**Work instruction**
Across the entries below, count the lines in which the word "φύσιν" occurs. Reply with the count alone.

____ Entries provided

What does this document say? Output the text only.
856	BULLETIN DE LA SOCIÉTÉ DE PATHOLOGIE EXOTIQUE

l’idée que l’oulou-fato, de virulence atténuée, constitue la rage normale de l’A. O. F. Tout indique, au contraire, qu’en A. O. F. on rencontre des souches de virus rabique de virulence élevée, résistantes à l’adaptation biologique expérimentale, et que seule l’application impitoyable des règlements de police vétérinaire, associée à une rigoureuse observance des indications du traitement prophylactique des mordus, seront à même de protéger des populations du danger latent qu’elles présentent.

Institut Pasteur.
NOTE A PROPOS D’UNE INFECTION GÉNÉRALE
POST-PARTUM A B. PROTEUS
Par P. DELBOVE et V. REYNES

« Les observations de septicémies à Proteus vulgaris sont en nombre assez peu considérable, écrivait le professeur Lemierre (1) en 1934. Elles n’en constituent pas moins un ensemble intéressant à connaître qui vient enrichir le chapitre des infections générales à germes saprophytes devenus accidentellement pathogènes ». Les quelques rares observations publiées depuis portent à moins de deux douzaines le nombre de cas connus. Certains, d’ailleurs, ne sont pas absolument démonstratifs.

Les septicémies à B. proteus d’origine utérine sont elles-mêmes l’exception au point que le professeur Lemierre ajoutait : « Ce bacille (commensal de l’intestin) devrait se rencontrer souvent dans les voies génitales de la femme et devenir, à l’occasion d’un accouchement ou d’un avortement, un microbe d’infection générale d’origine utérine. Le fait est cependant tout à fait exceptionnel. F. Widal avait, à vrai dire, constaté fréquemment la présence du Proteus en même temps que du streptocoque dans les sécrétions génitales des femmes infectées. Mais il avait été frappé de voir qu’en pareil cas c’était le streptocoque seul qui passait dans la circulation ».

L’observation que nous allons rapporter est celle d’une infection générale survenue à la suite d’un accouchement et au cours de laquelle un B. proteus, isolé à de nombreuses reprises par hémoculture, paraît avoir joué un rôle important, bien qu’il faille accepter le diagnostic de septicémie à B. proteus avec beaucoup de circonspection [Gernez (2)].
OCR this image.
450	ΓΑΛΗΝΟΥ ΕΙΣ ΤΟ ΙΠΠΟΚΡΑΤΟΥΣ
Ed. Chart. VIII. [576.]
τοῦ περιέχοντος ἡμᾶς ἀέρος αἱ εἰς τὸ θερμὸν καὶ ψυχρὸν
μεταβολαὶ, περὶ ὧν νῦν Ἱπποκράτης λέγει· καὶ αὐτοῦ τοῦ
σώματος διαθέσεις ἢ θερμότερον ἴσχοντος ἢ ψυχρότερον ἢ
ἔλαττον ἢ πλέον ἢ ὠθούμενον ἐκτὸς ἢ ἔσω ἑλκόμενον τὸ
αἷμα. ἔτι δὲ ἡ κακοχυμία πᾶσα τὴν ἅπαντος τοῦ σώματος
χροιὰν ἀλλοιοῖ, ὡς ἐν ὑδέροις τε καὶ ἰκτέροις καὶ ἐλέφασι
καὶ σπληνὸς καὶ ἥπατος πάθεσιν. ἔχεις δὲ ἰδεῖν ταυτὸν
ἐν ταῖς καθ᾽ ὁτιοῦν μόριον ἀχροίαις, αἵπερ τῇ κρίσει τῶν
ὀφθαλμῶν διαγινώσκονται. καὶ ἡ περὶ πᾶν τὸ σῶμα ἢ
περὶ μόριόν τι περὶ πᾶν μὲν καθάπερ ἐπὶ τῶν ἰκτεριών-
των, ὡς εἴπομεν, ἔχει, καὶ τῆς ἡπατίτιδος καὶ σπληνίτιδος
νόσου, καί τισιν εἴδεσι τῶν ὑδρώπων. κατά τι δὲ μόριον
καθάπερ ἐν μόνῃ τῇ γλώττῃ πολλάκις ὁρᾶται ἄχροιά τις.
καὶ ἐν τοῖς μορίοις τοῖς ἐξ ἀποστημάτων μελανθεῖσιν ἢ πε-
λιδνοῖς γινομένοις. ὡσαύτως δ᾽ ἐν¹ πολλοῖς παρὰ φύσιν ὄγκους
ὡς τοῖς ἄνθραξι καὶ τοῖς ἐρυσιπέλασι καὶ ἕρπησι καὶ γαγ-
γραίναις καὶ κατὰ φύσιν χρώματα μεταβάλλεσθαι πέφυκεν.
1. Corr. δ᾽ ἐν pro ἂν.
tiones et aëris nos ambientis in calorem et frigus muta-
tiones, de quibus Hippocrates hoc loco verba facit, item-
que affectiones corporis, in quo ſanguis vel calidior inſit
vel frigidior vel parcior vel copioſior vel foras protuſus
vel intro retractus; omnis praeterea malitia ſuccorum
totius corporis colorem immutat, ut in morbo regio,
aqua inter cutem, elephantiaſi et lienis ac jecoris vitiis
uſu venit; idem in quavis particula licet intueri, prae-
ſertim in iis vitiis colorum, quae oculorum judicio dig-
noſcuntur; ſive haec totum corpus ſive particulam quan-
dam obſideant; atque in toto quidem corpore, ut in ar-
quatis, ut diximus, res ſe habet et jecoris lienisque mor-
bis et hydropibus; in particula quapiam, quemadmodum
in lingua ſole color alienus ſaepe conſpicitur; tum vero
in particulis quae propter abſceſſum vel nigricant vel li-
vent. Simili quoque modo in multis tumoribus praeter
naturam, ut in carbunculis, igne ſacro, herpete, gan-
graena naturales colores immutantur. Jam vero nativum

________
____ Entries provided

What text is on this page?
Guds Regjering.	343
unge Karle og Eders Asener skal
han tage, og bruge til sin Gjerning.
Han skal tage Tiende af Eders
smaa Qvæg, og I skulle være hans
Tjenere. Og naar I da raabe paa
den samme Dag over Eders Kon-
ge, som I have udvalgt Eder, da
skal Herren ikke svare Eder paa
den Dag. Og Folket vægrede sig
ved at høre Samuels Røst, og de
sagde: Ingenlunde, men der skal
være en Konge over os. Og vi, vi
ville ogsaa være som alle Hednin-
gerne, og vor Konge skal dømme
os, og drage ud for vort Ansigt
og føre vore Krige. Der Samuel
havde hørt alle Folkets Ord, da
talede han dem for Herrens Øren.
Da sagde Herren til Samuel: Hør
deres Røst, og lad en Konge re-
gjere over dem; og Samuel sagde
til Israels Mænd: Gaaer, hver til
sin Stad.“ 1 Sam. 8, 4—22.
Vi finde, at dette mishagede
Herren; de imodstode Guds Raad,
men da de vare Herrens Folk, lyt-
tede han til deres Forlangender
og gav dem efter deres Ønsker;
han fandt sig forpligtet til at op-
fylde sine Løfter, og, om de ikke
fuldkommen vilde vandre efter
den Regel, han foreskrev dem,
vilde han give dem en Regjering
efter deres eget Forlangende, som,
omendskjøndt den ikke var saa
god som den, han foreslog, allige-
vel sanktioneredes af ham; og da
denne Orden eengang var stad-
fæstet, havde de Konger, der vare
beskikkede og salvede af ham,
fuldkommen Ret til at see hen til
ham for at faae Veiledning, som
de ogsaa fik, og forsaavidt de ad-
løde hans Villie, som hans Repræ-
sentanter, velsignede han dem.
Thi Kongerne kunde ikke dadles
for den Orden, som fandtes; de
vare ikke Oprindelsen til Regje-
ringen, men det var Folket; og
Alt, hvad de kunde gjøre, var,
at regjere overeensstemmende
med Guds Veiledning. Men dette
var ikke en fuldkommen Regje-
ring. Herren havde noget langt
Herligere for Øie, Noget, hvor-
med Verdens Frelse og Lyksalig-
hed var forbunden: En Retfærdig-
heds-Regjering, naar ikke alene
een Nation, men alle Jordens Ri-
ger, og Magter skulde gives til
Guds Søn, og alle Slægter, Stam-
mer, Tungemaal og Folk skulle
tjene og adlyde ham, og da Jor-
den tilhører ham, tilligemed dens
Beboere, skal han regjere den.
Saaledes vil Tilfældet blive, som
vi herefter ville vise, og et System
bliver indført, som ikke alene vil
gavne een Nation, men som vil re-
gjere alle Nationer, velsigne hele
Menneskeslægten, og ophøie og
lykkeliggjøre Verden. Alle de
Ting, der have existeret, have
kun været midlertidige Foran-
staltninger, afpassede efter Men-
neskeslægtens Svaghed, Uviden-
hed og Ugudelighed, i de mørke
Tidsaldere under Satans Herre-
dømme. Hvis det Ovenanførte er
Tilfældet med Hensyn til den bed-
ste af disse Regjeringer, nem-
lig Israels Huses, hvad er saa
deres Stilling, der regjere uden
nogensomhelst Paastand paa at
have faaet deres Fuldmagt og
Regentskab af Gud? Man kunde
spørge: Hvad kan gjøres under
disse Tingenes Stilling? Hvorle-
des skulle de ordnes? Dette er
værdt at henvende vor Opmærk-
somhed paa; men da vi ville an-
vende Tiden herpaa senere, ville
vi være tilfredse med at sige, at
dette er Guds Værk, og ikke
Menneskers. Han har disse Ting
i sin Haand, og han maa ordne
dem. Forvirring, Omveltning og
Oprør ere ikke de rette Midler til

________

**Result for this exercise**
2